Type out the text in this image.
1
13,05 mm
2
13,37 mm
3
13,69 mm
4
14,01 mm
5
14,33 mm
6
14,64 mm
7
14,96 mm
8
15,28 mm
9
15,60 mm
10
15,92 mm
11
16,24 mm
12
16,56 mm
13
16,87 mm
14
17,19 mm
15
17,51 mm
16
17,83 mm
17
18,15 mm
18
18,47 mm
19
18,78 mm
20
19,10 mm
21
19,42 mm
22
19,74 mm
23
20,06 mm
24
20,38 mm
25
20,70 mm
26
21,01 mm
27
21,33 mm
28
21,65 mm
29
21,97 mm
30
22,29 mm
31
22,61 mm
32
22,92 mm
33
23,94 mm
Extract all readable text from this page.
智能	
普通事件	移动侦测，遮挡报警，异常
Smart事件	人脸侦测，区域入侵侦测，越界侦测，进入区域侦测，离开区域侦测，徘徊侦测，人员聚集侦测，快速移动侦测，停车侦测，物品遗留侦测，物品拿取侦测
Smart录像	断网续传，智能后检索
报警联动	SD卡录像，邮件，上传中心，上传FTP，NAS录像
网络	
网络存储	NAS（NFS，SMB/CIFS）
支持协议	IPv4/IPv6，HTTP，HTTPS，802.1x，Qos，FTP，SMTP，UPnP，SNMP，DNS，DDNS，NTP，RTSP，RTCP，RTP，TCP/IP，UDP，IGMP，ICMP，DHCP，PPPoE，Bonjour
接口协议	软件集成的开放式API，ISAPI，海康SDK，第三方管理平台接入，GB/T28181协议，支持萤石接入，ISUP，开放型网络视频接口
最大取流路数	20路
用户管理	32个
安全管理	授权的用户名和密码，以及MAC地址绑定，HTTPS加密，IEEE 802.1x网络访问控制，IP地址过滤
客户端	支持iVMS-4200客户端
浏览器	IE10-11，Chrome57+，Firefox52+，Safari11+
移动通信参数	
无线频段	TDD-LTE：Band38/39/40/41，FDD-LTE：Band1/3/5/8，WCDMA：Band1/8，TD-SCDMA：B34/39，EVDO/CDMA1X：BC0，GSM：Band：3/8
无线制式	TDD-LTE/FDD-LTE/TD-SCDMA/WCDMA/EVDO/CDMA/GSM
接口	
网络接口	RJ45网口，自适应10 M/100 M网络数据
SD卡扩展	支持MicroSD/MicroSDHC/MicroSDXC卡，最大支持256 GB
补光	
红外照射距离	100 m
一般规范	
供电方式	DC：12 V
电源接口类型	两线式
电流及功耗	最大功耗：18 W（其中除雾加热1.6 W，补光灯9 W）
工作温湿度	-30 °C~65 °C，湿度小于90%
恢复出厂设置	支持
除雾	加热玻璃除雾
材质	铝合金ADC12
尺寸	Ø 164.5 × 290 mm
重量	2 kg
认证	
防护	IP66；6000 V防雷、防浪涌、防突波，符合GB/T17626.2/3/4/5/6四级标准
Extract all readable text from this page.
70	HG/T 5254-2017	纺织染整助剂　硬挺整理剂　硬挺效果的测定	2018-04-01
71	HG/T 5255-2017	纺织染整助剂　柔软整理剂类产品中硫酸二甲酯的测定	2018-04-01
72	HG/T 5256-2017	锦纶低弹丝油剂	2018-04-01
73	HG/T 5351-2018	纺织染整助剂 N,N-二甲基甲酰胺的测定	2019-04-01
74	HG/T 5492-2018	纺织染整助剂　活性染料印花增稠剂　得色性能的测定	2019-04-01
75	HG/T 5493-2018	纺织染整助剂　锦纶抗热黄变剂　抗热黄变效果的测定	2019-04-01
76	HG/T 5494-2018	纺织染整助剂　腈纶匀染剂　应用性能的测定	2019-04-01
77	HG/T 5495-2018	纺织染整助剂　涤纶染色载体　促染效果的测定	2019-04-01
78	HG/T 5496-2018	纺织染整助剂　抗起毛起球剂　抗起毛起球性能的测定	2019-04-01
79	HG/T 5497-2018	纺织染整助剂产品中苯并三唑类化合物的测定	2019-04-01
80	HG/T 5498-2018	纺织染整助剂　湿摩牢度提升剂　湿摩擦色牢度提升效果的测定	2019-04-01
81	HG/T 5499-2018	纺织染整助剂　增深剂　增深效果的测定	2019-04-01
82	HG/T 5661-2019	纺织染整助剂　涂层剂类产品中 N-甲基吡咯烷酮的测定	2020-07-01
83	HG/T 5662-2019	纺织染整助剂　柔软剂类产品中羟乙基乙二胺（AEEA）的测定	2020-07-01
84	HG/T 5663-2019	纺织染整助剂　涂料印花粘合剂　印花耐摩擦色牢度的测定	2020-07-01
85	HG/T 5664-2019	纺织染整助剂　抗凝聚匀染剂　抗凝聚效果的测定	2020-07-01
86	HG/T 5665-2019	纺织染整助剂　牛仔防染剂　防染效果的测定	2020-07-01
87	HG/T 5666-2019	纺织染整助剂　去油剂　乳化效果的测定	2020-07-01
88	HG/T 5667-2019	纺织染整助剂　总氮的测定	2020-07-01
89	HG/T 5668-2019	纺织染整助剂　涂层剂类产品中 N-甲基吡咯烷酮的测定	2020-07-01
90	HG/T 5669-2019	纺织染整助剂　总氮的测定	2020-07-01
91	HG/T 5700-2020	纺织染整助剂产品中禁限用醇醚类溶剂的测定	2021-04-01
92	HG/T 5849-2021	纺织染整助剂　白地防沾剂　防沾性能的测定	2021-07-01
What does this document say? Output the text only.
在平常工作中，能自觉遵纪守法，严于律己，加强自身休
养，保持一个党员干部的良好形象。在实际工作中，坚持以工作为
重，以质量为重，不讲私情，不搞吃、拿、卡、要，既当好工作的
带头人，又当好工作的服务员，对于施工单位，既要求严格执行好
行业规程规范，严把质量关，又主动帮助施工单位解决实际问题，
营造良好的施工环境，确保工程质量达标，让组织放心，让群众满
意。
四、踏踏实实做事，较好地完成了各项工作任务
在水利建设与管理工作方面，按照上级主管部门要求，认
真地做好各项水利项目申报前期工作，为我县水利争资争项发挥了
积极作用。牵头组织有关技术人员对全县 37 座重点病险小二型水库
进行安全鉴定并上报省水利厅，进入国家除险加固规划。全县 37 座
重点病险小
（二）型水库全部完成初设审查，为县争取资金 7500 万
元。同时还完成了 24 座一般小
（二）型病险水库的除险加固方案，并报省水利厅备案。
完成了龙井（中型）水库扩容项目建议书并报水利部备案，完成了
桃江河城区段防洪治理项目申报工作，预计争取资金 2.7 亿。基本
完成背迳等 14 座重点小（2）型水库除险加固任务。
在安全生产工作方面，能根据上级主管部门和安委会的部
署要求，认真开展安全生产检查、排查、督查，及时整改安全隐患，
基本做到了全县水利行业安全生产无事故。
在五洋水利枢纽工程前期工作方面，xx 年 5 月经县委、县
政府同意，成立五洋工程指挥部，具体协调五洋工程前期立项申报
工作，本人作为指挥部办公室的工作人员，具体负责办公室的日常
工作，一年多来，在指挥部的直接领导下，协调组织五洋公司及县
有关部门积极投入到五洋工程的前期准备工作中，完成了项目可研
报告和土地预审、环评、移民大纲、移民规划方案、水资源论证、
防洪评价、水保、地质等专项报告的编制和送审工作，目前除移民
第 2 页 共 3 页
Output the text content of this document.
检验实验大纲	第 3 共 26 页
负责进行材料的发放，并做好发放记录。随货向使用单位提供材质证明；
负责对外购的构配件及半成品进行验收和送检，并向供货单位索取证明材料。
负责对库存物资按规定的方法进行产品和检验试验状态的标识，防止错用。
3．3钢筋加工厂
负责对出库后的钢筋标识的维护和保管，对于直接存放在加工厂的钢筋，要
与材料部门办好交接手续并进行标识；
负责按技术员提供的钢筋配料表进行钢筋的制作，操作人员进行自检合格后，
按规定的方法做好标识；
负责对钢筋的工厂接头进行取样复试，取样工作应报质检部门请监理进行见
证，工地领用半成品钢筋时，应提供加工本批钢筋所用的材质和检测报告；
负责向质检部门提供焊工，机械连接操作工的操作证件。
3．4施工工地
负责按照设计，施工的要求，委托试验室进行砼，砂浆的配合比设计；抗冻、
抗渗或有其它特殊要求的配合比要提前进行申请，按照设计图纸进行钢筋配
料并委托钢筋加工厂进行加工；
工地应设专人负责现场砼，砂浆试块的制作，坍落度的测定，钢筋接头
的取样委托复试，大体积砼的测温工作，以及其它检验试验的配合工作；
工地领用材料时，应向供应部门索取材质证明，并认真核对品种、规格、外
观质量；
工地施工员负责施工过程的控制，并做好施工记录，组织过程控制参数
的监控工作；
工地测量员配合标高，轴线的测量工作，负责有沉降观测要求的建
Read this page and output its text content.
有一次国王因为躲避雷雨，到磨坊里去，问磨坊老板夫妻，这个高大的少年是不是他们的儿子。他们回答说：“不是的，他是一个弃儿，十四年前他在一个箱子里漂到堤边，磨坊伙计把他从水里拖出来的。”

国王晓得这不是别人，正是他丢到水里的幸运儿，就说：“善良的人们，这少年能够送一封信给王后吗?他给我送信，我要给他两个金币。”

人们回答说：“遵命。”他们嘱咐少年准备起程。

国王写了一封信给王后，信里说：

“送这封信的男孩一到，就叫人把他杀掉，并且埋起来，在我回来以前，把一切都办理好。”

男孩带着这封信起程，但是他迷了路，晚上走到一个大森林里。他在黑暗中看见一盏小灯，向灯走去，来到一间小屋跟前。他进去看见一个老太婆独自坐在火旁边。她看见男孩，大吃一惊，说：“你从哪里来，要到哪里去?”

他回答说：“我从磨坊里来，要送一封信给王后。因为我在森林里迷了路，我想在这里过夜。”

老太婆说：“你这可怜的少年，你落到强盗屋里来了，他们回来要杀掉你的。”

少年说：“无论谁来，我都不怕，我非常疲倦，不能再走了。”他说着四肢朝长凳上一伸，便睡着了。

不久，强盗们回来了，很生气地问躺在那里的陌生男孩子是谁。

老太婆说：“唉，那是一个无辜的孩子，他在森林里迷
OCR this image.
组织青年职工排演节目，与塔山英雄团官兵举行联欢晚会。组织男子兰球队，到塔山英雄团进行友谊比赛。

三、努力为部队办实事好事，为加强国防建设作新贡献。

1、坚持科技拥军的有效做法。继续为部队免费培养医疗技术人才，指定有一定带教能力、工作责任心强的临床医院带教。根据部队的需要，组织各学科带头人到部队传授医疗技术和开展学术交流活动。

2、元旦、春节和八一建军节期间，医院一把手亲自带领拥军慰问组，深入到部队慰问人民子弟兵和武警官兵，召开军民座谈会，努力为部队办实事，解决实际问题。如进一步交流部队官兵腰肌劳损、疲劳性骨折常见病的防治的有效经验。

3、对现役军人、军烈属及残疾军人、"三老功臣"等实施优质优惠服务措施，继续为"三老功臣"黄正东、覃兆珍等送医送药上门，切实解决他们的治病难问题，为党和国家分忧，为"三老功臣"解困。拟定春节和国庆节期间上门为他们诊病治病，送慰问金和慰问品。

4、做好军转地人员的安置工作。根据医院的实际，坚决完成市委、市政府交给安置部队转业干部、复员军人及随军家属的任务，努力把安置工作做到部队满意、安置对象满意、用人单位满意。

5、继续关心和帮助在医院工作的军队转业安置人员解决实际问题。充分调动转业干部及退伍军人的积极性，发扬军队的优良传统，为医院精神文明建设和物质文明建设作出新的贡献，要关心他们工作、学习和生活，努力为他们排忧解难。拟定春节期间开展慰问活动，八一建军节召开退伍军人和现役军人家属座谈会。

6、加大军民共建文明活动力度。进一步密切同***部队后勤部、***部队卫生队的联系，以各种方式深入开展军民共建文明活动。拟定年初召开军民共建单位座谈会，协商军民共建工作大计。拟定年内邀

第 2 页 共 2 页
———
From the entries above, select each line containing the string "content".

Output the text content of this document.
Read this page and output its text content.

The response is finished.